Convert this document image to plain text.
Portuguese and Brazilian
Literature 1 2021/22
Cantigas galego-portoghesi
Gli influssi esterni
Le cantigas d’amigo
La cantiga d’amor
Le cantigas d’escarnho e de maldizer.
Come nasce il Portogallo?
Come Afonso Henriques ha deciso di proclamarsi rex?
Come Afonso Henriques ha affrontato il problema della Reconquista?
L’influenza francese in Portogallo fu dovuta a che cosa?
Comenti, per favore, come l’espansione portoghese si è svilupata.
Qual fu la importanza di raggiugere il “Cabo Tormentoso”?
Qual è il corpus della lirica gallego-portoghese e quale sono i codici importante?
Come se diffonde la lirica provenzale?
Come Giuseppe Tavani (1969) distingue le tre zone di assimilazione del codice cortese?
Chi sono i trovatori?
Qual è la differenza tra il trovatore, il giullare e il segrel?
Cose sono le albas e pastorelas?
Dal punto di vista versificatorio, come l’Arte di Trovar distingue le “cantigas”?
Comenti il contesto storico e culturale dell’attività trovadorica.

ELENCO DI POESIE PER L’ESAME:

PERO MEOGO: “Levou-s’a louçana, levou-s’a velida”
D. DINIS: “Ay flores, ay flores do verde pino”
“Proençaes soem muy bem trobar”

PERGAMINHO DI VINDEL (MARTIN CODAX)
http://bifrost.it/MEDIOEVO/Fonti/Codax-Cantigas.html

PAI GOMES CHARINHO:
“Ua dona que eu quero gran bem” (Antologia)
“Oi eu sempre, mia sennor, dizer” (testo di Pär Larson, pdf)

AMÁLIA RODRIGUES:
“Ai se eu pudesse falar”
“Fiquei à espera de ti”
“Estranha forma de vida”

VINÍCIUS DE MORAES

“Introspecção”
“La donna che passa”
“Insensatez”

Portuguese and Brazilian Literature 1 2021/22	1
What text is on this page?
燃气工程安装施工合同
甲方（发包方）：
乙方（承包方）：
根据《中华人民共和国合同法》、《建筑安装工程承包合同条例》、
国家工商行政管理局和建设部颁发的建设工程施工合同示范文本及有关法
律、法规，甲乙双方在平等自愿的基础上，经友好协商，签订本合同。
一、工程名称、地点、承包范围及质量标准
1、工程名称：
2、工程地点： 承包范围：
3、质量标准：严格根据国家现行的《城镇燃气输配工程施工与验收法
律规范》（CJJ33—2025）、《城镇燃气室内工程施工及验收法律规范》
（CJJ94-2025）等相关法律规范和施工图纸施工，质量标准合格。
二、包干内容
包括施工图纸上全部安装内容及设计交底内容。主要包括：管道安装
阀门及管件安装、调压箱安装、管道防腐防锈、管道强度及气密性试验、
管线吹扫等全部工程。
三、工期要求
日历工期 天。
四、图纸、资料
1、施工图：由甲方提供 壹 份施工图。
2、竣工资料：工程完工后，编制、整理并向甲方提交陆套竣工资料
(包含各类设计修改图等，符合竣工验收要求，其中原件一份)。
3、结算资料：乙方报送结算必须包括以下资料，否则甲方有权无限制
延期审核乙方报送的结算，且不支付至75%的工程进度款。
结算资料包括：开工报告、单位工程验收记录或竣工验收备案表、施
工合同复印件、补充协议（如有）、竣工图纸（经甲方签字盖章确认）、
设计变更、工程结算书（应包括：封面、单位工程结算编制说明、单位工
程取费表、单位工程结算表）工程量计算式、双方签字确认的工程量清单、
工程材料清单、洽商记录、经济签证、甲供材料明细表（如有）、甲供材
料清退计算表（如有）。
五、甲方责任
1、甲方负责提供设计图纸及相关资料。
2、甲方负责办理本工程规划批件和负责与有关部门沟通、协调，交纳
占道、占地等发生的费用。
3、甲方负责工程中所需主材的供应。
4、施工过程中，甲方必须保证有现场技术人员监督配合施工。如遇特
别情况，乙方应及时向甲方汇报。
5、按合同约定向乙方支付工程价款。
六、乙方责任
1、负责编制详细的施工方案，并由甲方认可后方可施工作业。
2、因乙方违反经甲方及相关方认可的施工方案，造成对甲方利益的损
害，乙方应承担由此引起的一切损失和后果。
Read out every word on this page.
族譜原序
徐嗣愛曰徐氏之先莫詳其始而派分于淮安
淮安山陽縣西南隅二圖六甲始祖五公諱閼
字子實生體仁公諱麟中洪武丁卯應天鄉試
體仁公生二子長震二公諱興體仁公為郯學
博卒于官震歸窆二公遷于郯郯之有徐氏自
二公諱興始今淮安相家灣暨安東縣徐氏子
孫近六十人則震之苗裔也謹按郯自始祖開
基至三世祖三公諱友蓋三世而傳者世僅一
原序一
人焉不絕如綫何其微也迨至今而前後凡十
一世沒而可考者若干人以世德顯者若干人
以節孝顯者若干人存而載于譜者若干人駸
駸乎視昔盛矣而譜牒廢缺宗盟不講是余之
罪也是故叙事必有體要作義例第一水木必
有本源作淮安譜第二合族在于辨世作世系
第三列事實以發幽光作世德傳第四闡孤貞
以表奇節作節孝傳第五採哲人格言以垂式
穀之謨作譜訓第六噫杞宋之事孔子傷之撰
※
* Exercise objective
All lines from the one containing "What text is on this page?" through the end of the records, both ends included, are to be quoted exactly; please add nothing else.

* Task response
What text is on this page?
燃气工程安装施工合同
甲方（发包方）：
乙方（承包方）：
根据《中华人民共和国合同法》、《建筑安装工程承包合同条例》、
国家工商行政管理局和建设部颁发的建设工程施工合同示范文本及有关法
律、法规，甲乙双方在平等自愿的基础上，经友好协商，签订本合同。
一、工程名称、地点、承包范围及质量标准
1、工程名称：
2、工程地点： 承包范围：
3、质量标准：严格根据国家现行的《城镇燃气输配工程施工与验收法
律规范》（CJJ33—2025）、《城镇燃气室内工程施工及验收法律规范》
（CJJ94-2025）等相关法律规范和施工图纸施工，质量标准合格。
二、包干内容
包括施工图纸上全部安装内容及设计交底内容。主要包括：管道安装
阀门及管件安装、调压箱安装、管道防腐防锈、管道强度及气密性试验、
管线吹扫等全部工程。
三、工期要求
日历工期 天。
四、图纸、资料
1、施工图：由甲方提供 壹 份施工图。
2、竣工资料：工程完工后，编制、整理并向甲方提交陆套竣工资料
(包含各类设计修改图等，符合竣工验收要求，其中原件一份)。
3、结算资料：乙方报送结算必须包括以下资料，否则甲方有权无限制
延期审核乙方报送的结算，且不支付至75%的工程进度款。
结算资料包括：开工报告、单位工程验收记录或竣工验收备案表、施
工合同复印件、补充协议（如有）、竣工图纸（经甲方签字盖章确认）、
设计变更、工程结算书（应包括：封面、单位工程结算编制说明、单位工
程取费表、单位工程结算表）工程量计算式、双方签字确认的工程量清单、
工程材料清单、洽商记录、经济签证、甲供材料明细表（如有）、甲供材
料清退计算表（如有）。
五、甲方责任
1、甲方负责提供设计图纸及相关资料。
2、甲方负责办理本工程规划批件和负责与有关部门沟通、协调，交纳
占道、占地等发生的费用。
3、甲方负责工程中所需主材的供应。
4、施工过程中，甲方必须保证有现场技术人员监督配合施工。如遇特
别情况，乙方应及时向甲方汇报。
5、按合同约定向乙方支付工程价款。
六、乙方责任
1、负责编制详细的施工方案，并由甲方认可后方可施工作业。
2、因乙方违反经甲方及相关方认可的施工方案，造成对甲方利益的损
害，乙方应承担由此引起的一切损失和后果。
Read out every word on this page.
族譜原序
徐嗣愛曰徐氏之先莫詳其始而派分于淮安
淮安山陽縣西南隅二圖六甲始祖五公諱閼
字子實生體仁公諱麟中洪武丁卯應天鄉試
體仁公生二子長震二公諱興體仁公為郯學
博卒于官震歸窆二公遷于郯郯之有徐氏自
二公諱興始今淮安相家灣暨安東縣徐氏子
孫近六十人則震之苗裔也謹按郯自始祖開
基至三世祖三公諱友蓋三世而傳者世僅一
原序一
人焉不絕如綫何其微也迨至今而前後凡十
一世沒而可考者若干人以世德顯者若干人
以節孝顯者若干人存而載于譜者若干人駸
駸乎視昔盛矣而譜牒廢缺宗盟不講是余之
罪也是故叙事必有體要作義例第一水木必
有本源作淮安譜第二合族在于辨世作世系
第三列事實以發幽光作世德傳第四闡孤貞
以表奇節作節孝傳第五採哲人格言以垂式
穀之謨作譜訓第六噫杞宋之事孔子傷之撰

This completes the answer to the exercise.